Your task is to repeat the entries exactly. Leave the pictures out.

##### Information shown #####

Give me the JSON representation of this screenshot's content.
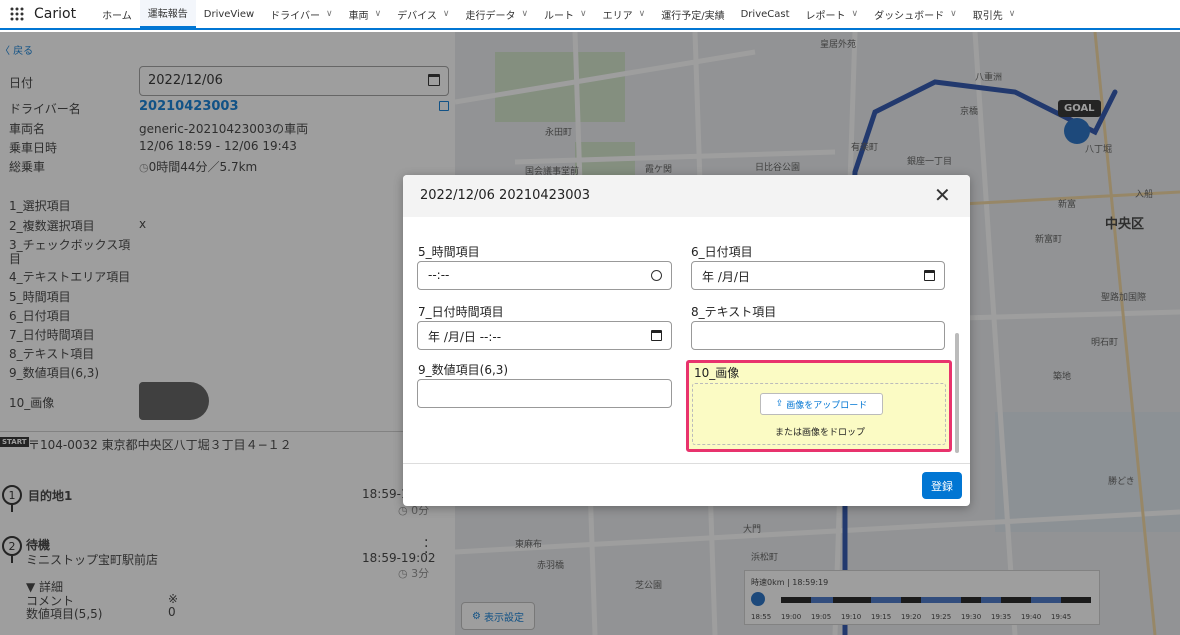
{
  "topnav": {
    "brand": "Cariot",
    "items": [
      {
        "label": "ホーム",
        "chevron": false,
        "active": false
      },
      {
        "label": "運転報告",
        "chevron": false,
        "active": true
      },
      {
        "label": "DriveView",
        "chevron": false,
        "active": false
      },
      {
        "label": "ドライバー",
        "chevron": true,
        "active": false
      },
      {
        "label": "車両",
        "chevron": true,
        "active": false
      },
      {
        "label": "デバイス",
        "chevron": true,
        "active": false
      },
      {
        "label": "走行データ",
        "chevron": true,
        "active": false
      },
      {
        "label": "ルート",
        "chevron": true,
        "active": false
      },
      {
        "label": "エリア",
        "chevron": true,
        "active": false
      },
      {
        "label": "運行予定/実績",
        "chevron": false,
        "active": false
      },
      {
        "label": "DriveCast",
        "chevron": false,
        "active": false
      },
      {
        "label": "レポート",
        "chevron": true,
        "active": false
      },
      {
        "label": "ダッシュボード",
        "chevron": true,
        "active": false
      },
      {
        "label": "取引先",
        "chevron": true,
        "active": false
      }
    ]
  },
  "left": {
    "back": "〈 戻る",
    "date_label": "日付",
    "date_value": "2022/12/06",
    "driver_label": "ドライバー名",
    "driver_value": "20210423003",
    "vehicle_label": "車両名",
    "vehicle_value": "generic-20210423003の車両",
    "ride_label": "乗車日時",
    "ride_value": "12/06 18:59 - 12/06 19:43",
    "total_label": "総乗車",
    "total_value": "0時間44分／5.7km",
    "fields": [
      {
        "label": "1_選択項目",
        "value": ""
      },
      {
        "label": "2_複数選択項目",
        "value": "x"
      },
      {
        "label": "3_チェックボックス項",
        "value": ""
      },
      {
        "label": "目",
        "value": ""
      },
      {
        "label": "4_テキストエリア項目",
        "value": ""
      },
      {
        "label": "5_時間項目",
        "value": ""
      },
      {
        "label": "6_日付項目",
        "value": ""
      },
      {
        "label": "7_日付時間項目",
        "value": ""
      },
      {
        "label": "8_テキスト項目",
        "value": ""
      },
      {
        "label": "9_数値項目(6,3)",
        "value": ""
      }
    ],
    "image_label": "10_画像",
    "start_badge": "START",
    "start_address": "〒104-0032 東京都中央区八丁堀３丁目４−１２",
    "stop1_num": "1",
    "stop1_name": "目的地1",
    "stop1_time": "18:59-1",
    "stop1_dur": "0分",
    "stop2_num": "2",
    "stop2_name": "待機",
    "stop2_place": "ミニストップ宝町駅前店",
    "stop2_time": "18:59-19:02",
    "stop2_dur": "3分",
    "detail_toggle": "▼ 詳細",
    "comment_label": "コメント",
    "comment_value": "※",
    "num_label": "数値項目(5,5)",
    "num_value": "0"
  },
  "map": {
    "labels": [
      "皇居外苑",
      "永田町",
      "日比谷公園",
      "霞ケ関",
      "国会議事堂前",
      "八重洲",
      "京橋",
      "有楽町",
      "銀座一丁目",
      "新富",
      "入船",
      "中央区",
      "聖路加国際",
      "明石町",
      "築地",
      "勝どき",
      "東麻布",
      "赤羽橋",
      "芝公園",
      "浜松町",
      "大門",
      "八丁堀",
      "新富町"
    ],
    "goal": "GOAL",
    "display_settings": "表示設定",
    "timeline_head": "時速0km  |  18:59:19",
    "ticks": [
      "18:55",
      "19:00",
      "19:05",
      "19:10",
      "19:15",
      "19:20",
      "19:25",
      "19:30",
      "19:35",
      "19:40",
      "19:45"
    ]
  },
  "modal": {
    "title": "2022/12/06 20210423003",
    "close": "✕",
    "f5_label": "5_時間項目",
    "f5_value": "--:--",
    "f6_label": "6_日付項目",
    "f6_value": "年 /月/日",
    "f7_label": "7_日付時間項目",
    "f7_value": "年 /月/日 --:--",
    "f8_label": "8_テキスト項目",
    "f8_value": "",
    "f9_label": "9_数値項目(6,3)",
    "f9_value": "",
    "f10_label": "10_画像",
    "upload_label": "画像をアップロード",
    "drop_text": "または画像をドロップ",
    "submit": "登録"
  }
}
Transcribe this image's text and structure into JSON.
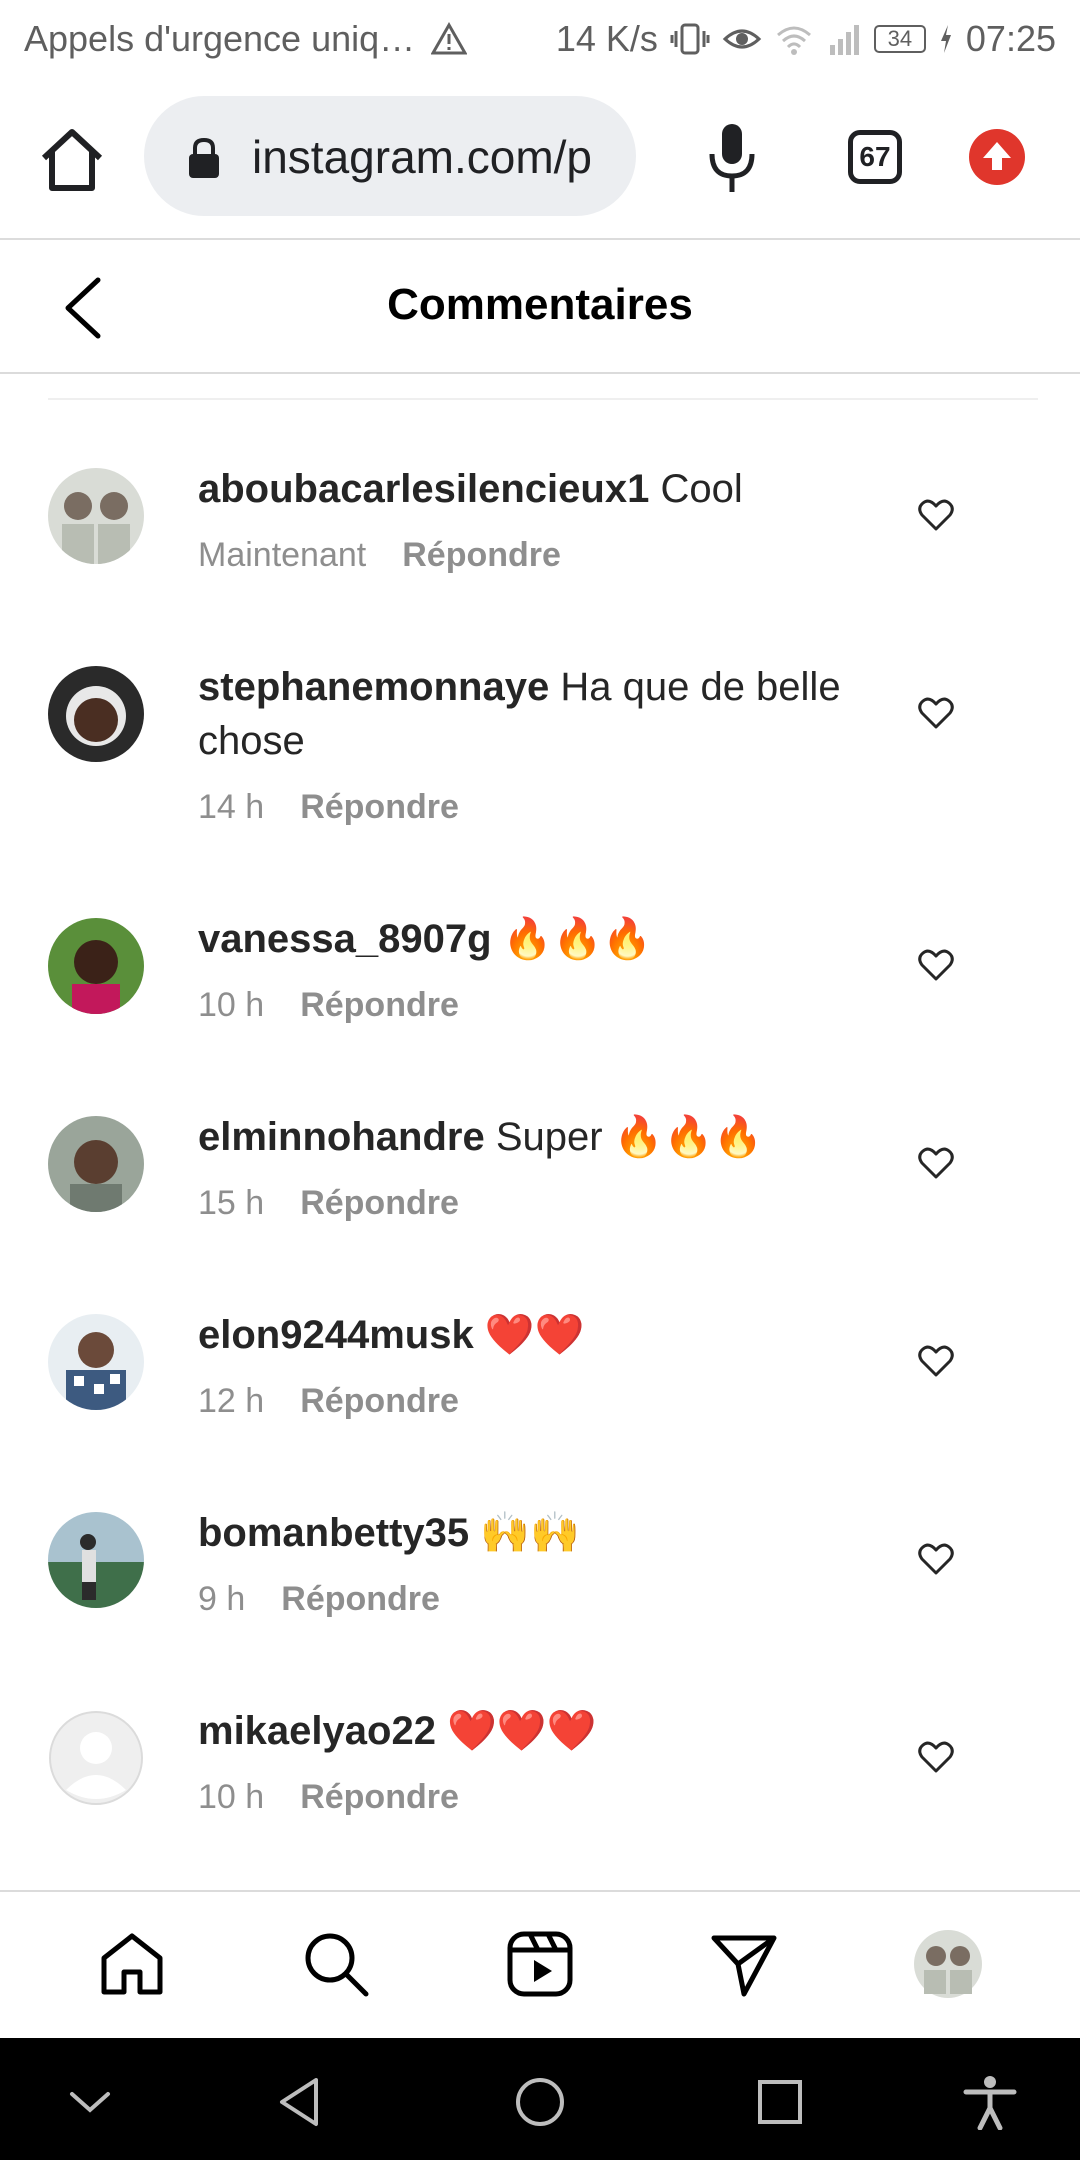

#####

## Output
Give me the JSON representation of this screenshot's content.
{
  "topnav": {
    "brand": "Cariot",
    "items": [
      {
        "label": "ホーム",
        "chevron": false,
        "active": false
      },
      {
        "label": "運転報告",
        "chevron": false,
        "active": true
      },
      {
        "label": "DriveView",
        "chevron": false,
        "active": false
      },
      {
        "label": "ドライバー",
        "chevron": true,
        "active": false
      },
      {
        "label": "車両",
        "chevron": true,
        "active": false
      },
      {
        "label": "デバイス",
        "chevron": true,
        "active": false
      },
      {
        "label": "走行データ",
        "chevron": true,
        "active": false
      },
      {
        "label": "ルート",
        "chevron": true,
        "active": false
      },
      {
        "label": "エリア",
        "chevron": true,
        "active": false
      },
      {
        "label": "運行予定/実績",
        "chevron": false,
        "active": false
      },
      {
        "label": "DriveCast",
        "chevron": false,
        "active": false
      },
      {
        "label": "レポート",
        "chevron": true,
        "active": false
      },
      {
        "label": "ダッシュボード",
        "chevron": true,
        "active": false
      },
      {
        "label": "取引先",
        "chevron": true,
        "active": false
      }
    ]
  },
  "left": {
    "back": "〈 戻る",
    "date_label": "日付",
    "date_value": "2022/12/06",
    "driver_label": "ドライバー名",
    "driver_value": "20210423003",
    "vehicle_label": "車両名",
    "vehicle_value": "generic-20210423003の車両",
    "ride_label": "乗車日時",
    "ride_value": "12/06 18:59 - 12/06 19:43",
    "total_label": "総乗車",
    "total_value": "0時間44分／5.7km",
    "fields": [
      {
        "label": "1_選択項目",
        "value": ""
      },
      {
        "label": "2_複数選択項目",
        "value": "x"
      },
      {
        "label": "3_チェックボックス項",
        "value": ""
      },
      {
        "label": "目",
        "value": ""
      },
      {
        "label": "4_テキストエリア項目",
        "value": ""
      },
      {
        "label": "5_時間項目",
        "value": ""
      },
      {
        "label": "6_日付項目",
        "value": ""
      },
      {
        "label": "7_日付時間項目",
        "value": ""
      },
      {
        "label": "8_テキスト項目",
        "value": ""
      },
      {
        "label": "9_数値項目(6,3)",
        "value": ""
      }
    ],
    "image_label": "10_画像",
    "start_badge": "START",
    "start_address": "〒104-0032 東京都中央区八丁堀３丁目４−１２",
    "stop1_num": "1",
    "stop1_name": "目的地1",
    "stop1_time": "18:59-1",
    "stop1_dur": "0分",
    "stop2_num": "2",
    "stop2_name": "待機",
    "stop2_place": "ミニストップ宝町駅前店",
    "stop2_time": "18:59-19:02",
    "stop2_dur": "3分",
    "detail_toggle": "▼ 詳細",
    "comment_label": "コメント",
    "comment_value": "※",
    "num_label": "数値項目(5,5)",
    "num_value": "0"
  },
  "map": {
    "labels": [
      "皇居外苑",
      "永田町",
      "日比谷公園",
      "霞ケ関",
      "国会議事堂前",
      "八重洲",
      "京橋",
      "有楽町",
      "銀座一丁目",
      "新富",
      "入船",
      "中央区",
      "聖路加国際",
      "明石町",
      "築地",
      "勝どき",
      "東麻布",
      "赤羽橋",
      "芝公園",
      "浜松町",
      "大門",
      "八丁堀",
      "新富町"
    ],
    "goal": "GOAL",
    "display_settings": "表示設定",
    "timeline_head": "時速0km  |  18:59:19",
    "ticks": [
      "18:55",
      "19:00",
      "19:05",
      "19:10",
      "19:15",
      "19:20",
      "19:25",
      "19:30",
      "19:35",
      "19:40",
      "19:45"
    ]
  },
  "modal": {
    "title": "2022/12/06 20210423003",
    "close": "✕",
    "f5_label": "5_時間項目",
    "f5_value": "--:--",
    "f6_label": "6_日付項目",
    "f6_value": "年 /月/日",
    "f7_label": "7_日付時間項目",
    "f7_value": "年 /月/日 --:--",
    "f8_label": "8_テキスト項目",
    "f8_value": "",
    "f9_label": "9_数値項目(6,3)",
    "f9_value": "",
    "f10_label": "10_画像",
    "upload_label": "画像をアップロード",
    "drop_text": "または画像をドロップ",
    "submit": "登録"
  }
}
Transcribe this image's text and structure into JSON.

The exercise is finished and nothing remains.